§ **TEXTO SELECCIONADO**:
┌──

El Papa que peleaba por su vida, había llegado a ser el heredero de Pedro en 1978, después de la súbita, y sospechosa, muerte de Juan Pablo I, el cardenal Albino Luciani, que murió en soledad en las habitaciones papales a los 33 días de su breve reinado, encaminado a enderezar las escandalosas finanzas vaticanas y las no menos escandalosas relaciones de parte de la cúpula de la Iglesia católica con la logia masónica Propaganda Due, y con los oscuros intereses financieros del Banco Ambrosiano, que se derrumbaría al año siguiente del atentado de Agca.
Pero el joven turco, que tenía 23 años en el momento de apretar el gatillo, no le disparó al escándalo, sino a uno de los hombres más populares del mundo en aquellos tempranos años 80. Cuando el cardenal polaco Karol Wojtyla llegó a la Santa Sede para elegir al sucesor de Juan Pablo I, no imaginaba salir de la fantástica Capilla Sixtina, otra genialidad de Michelángelo, convertido en el primer Papa no italiano en más de cuatro siglos. Entendió de inmediato cuál era su misión: tenía que ser un sacerdote no italiano el que arreglara, o intentara arreglar, las finanzas vaticanas. Era un tipo de una especial energía, y seguro que fue esa energía, entre otras cosas, la que lo llevó a ser hoy un santo de los altares.
Trece meses después de los balazos de Agca, Juan Pablo visitó la Argentina en los días finales de la Guerra de Malvinas. No había en él secuelas visibles de las heridas, y entró al Salón Blanco de la Casa de Gobierno para saludar a los dictadores de turno, Leopoldo Galtieri, Jorge Anaya y Basilio Lami Dozo, con paso firme y seguro. No calzaba las sandalias del pescador, sino unos pesados botines negros que resonaron como un tambor en el parqué lustrado del salón.
Si Agca le pudo disparar al Papa bajo el cielo azul y al aire libre, fue porque la popularidad de Juan Pablo habían convertido las audiencias públicas de los miércoles en un show gigantesco: el aula Nervi, enorme y amplísima, escenario tradicional de las audiencias papales, había quedado chica y baldía ante el fervor popular. Ahora el Papa viajaba en un auto abierto que daba una enorme vuelta desde la izquierda de la Basílica de San Pedro, rodeaba el obelisco egipcio que había engalanado el circo del emperador Calígula y que, en 1586, el Papa Sixto V había ordenado emplazar en el Vaticano para celebrar el triunfo de la Iglesia ante el paganismo, y regresaba a San Pedro por la derecha mientras pasaba por el Centro del Colonnato y el Papa repartía bendiciones y escuchaba aplausos y vivas fragorosos. En ese último giro lo acechó Agca.
Había llegado a Roma en tren, desde Milán. Y antes había estado en Londres donde, dijo luego a la policía, se había echado una novia llamada Edith: “Yo ya sabía que le iba a disparar al Papa, pero no se lo dije a mi novia. No hubiera sido justo para ella. Yo tenía un pasaporte falso y ella me conoció como Farouk. Trabajaba en una gran tienda de Londres, como Harrods, pero no recuerdo cual. Era seis o siete años mayor que yo”. Como todo lo que dijo Agca, y aun lo que dice hoy, el testimonio está teñido por la sospecha: el tipo miente como un desorejado.

└──

Continúa el relato sobre el atentado de Agca contra Juan Pablo II a partir de su última oración.

§ **DATOS PROPORCIONADOS**:
┌──

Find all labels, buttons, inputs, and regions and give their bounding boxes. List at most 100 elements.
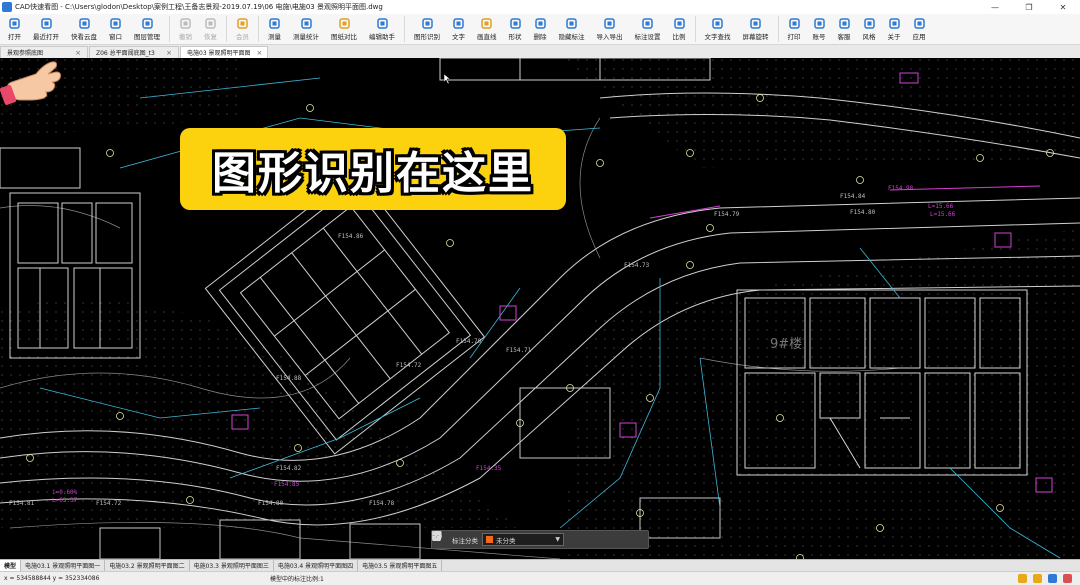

└──

§ **RESPUESTA**:
En Roma lo esperaban tres cómplices, un turco y dos búlgaros que seguían instrucciones de un mafioso llamado Bekir Celenk. El plan era simple: los tres tenían que disparar contra el Papa en la plaza San Pedro, estallar un pequeño artefacto para crear más confusión y escapar a la embajada de Bulgaria. Pero sólo Agca disparó su Browning nueve milímetros cuando el auto del Papa pasó frente a él; empuñó el arma con la mano derecha, la alzó sobre las cabezas de la gente y disparó cuatro veces, hasta que la Browning, que había comprado en Viena por doce mil euros, se atascó.
No pudo escapar: lo detuvo la multitud y el jefe de seguridad del Vaticano, Camillo Cibin. En uno de los bolsillos de sus pantalones le encontraron una nota que decía: “Yo, Agca, he matado al Papa para que el mundo pueda saber que hay miles de víctimas del imperialismo”. Era un mensaje pueril, un poco tonto, disparatado y destinado a que, quienes lo leyeran, pensaran que el ataque provenía de una organización de izquierda, o de un país comunista. En esos años, Juan Pablo II era la tercera pata del triángulo que la llamada “revolución conservadora” lanzada por el entonces presidente de Estados Unidos, Ronald Reagan, a quien habían baleado en marzo, y que seguía al pie de la letra la primer ministro británica Margaret Thatcher: ambos iban de choque contra el comunismo. Juan Pablo les daba su apoyo sin disimulos y, de paso, apuntalaba al líder obrero polaco Lech Walesa, en su lucha contra el régimen implantado por Moscú en su país.
Lo que se supo enseguida sobre los antecedentes del criminal, fue una sorpresa: había estado vinculado sí, años atrás, a una agrupación de izquierda, pero había recalado finalmente en los “Lobos Grises”, una agrupación juvenil de las juventudes del Partido de Acción Nacionalista de Turquía, xenófobo y racista, con unos cuantos muertos en sus espaldas, que predicaban la superioridad de la raza turca y negaban el genocidio contra los armenios.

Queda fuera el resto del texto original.